> _WHAT THE TASK ASKS_: Give every entry again, word for word.
▶
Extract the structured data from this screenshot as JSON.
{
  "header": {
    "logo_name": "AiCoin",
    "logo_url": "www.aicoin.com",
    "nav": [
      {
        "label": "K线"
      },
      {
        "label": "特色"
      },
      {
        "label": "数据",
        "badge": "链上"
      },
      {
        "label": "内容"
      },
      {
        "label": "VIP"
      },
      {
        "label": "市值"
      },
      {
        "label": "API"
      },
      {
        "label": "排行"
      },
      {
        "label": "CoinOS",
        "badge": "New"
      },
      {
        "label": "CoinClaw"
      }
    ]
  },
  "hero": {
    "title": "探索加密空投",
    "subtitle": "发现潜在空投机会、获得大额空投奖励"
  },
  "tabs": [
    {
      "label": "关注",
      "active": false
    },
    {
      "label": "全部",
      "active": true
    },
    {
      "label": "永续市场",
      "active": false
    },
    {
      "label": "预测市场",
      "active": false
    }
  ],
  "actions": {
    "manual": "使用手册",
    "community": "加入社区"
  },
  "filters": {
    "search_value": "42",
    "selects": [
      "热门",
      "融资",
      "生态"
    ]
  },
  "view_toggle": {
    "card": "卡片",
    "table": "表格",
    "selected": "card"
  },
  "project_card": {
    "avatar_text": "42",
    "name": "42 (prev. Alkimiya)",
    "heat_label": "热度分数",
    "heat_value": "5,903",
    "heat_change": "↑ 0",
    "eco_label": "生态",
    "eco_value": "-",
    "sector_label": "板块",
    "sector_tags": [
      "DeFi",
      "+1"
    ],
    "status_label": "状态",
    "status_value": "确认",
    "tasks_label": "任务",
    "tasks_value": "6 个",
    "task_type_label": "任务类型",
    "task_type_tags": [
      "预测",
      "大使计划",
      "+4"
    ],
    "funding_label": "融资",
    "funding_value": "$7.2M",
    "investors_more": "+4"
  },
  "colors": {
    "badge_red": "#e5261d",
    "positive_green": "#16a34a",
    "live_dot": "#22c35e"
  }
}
◀
> _OUTPUT_:
Extract the structured data from this screenshot as JSON.
{
  "header": {
    "logo_name": "AiCoin",
    "logo_url": "www.aicoin.com",
    "nav": [
      {
        "label": "K线"
      },
      {
        "label": "特色"
      },
      {
        "label": "数据",
        "badge": "链上"
      },
      {
        "label": "内容"
      },
      {
        "label": "VIP"
      },
      {
        "label": "市值"
      },
      {
        "label": "API"
      },
      {
        "label": "排行"
      },
      {
        "label": "CoinOS",
        "badge": "New"
      },
      {
        "label": "CoinClaw"
      }
    ]
  },
  "hero": {
    "title": "探索加密空投",
    "subtitle": "发现潜在空投机会、获得大额空投奖励"
  },
  "tabs": [
    {
      "label": "关注",
      "active": false
    },
    {
      "label": "全部",
      "active": true
    },
    {
      "label": "永续市场",
      "active": false
    },
    {
      "label": "预测市场",
      "active": false
    }
  ],
  "actions": {
    "manual": "使用手册",
    "community": "加入社区"
  },
  "filters": {
    "search_value": "42",
    "selects": [
      "热门",
      "融资",
      "生态"
    ]
  },
  "view_toggle": {
    "card": "卡片",
    "table": "表格",
    "selected": "card"
  },
  "project_card": {
    "avatar_text": "42",
    "name": "42 (prev. Alkimiya)",
    "heat_label": "热度分数",
    "heat_value": "5,903",
    "heat_change": "↑ 0",
    "eco_label": "生态",
    "eco_value": "-",
    "sector_label": "板块",
    "sector_tags": [
      "DeFi",
      "+1"
    ],
    "status_label": "状态",
    "status_value": "确认",
    "tasks_label": "任务",
    "tasks_value": "6 个",
    "task_type_label": "任务类型",
    "task_type_tags": [
      "预测",
      "大使计划",
      "+4"
    ],
    "funding_label": "融资",
    "funding_value": "$7.2M",
    "investors_more": "+4"
  },
  "colors": {
    "badge_red": "#e5261d",
    "positive_green": "#16a34a",
    "live_dot": "#22c35e"
  }
}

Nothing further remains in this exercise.